Task goal:
Copy each line of the data below with the word "有总承包和专业承包资质的建筑业法人单位建筑业企业生产经营情况".

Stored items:
☆ ☆ ☆ ☆ ☆ ☆ ☆

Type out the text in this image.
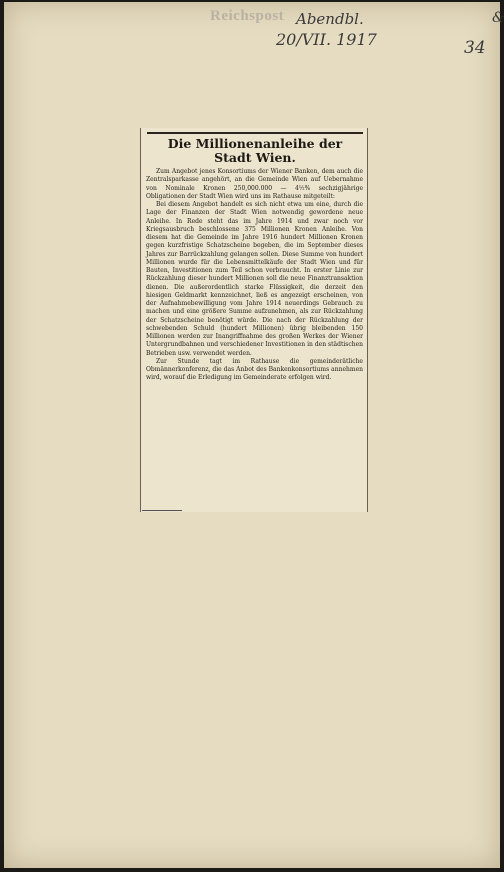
Reichspost Abendbl.
20/VII. 1917	34
&
Die Millionenanleihe der Stadt Wien.

Zum Angebot jenes Konsortiums der Wiener Banken, dem auch die Zentralsparkasse angehört, an die Gemeinde Wien auf Uebernahme von Nominale Kronen 250,000.000 — 4½% sechzigjährige Obligationen der Stadt Wien wird uns im Rathause mitgeteilt:

Bei diesem Angebot handelt es sich nicht etwa um eine, durch die Lage der Finanzen der Stadt Wien notwendig gewordene neue Anleihe. In Rede steht das im Jahre 1914 und zwar noch vor Kriegsausbruch beschlossene 375 Millionen Kronen Anleihe. Von diesem hat die Gemeinde im Jahre 1916 hundert Millionen Kronen gegen kurzfristige Schatzscheine begeben, die im September dieses Jahres zur Barrückzahlung gelangen sollen. Diese Summe von hundert Millionen wurde für die Lebensmittelkäufe der Stadt Wien und für Bauten, Investitionen zum Teil schon verbraucht. In erster Linie zur Rückzahlung dieser hundert Millionen soll die neue Finanztransaktion dienen. Die außerordentlich starke Flüssigkeit, die derzeit den hiesigen Geldmarkt kennzeichnet, ließ es angezeigt erscheinen, von der Aufnahmebewilligung vom Jahre 1914 neuerdings Gebrauch zu machen und eine größere Summe aufzunehmen, als zur Rückzahlung der Schatzscheine benötigt würde. Die nach der Rückzahlung der schwebenden Schuld (hundert Millionen) übrig bleibenden 150 Millionen werden zur Inangriffnahme des großen Werkes der Wiener Untergrundbahnen und verschiedener Investitionen in den städtischen Betrieben usw. verwendet werden.

Zur Stunde tagt im Rathause die gemeinderätliche Obmännerkonferenz, die das Anbot des Bankenkonsortiums annehmen wird, worauf die Erledigung im Gemeinderate erfolgen wird.
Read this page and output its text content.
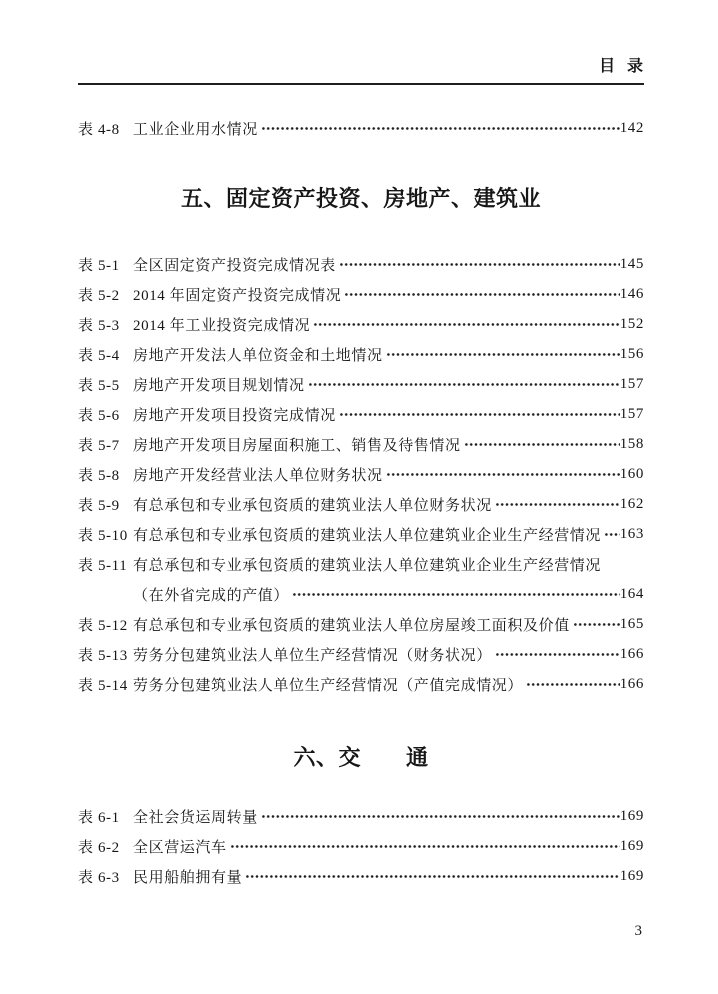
目  录
表 4-8 工业企业用水情况	142
五、固定资产投资、房地产、建筑业
表 5-1 全区固定资产投资完成情况表	145
表 5-2 2014 年固定资产投资完成情况	146
表 5-3 2014 年工业投资完成情况	152
表 5-4 房地产开发法人单位资金和土地情况	156
表 5-5 房地产开发项目规划情况	157
表 5-6 房地产开发项目投资完成情况	157
表 5-7 房地产开发项目房屋面积施工、销售及待售情况	158
表 5-8 房地产开发经营业法人单位财务状况	160
表 5-9 有总承包和专业承包资质的建筑业法人单位财务状况	162
表 5-10 有总承包和专业承包资质的建筑业法人单位建筑业企业生产经营情况 163
表 5-11 有总承包和专业承包资质的建筑业法人单位建筑业企业生产经营情况
（在外省完成的产值）	164
表 5-12 有总承包和专业承包资质的建筑业法人单位房屋竣工面积及价值	165
表 5-13 劳务分包建筑业法人单位生产经营情况（财务状况）	166
表 5-14 劳务分包建筑业法人单位生产经营情况（产值完成情况）	166
六、交　　通
表 6-1 全社会货运周转量	169
表 6-2 全区营运汽车	169
表 6-3 民用船舶拥有量	169
3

☆ ☆ ☆ ☆ ☆ ☆ ☆

Correct result:
表 5-10 有总承包和专业承包资质的建筑业法人单位建筑业企业生产经营情况 163
表 5-11 有总承包和专业承包资质的建筑业法人单位建筑业企业生产经营情况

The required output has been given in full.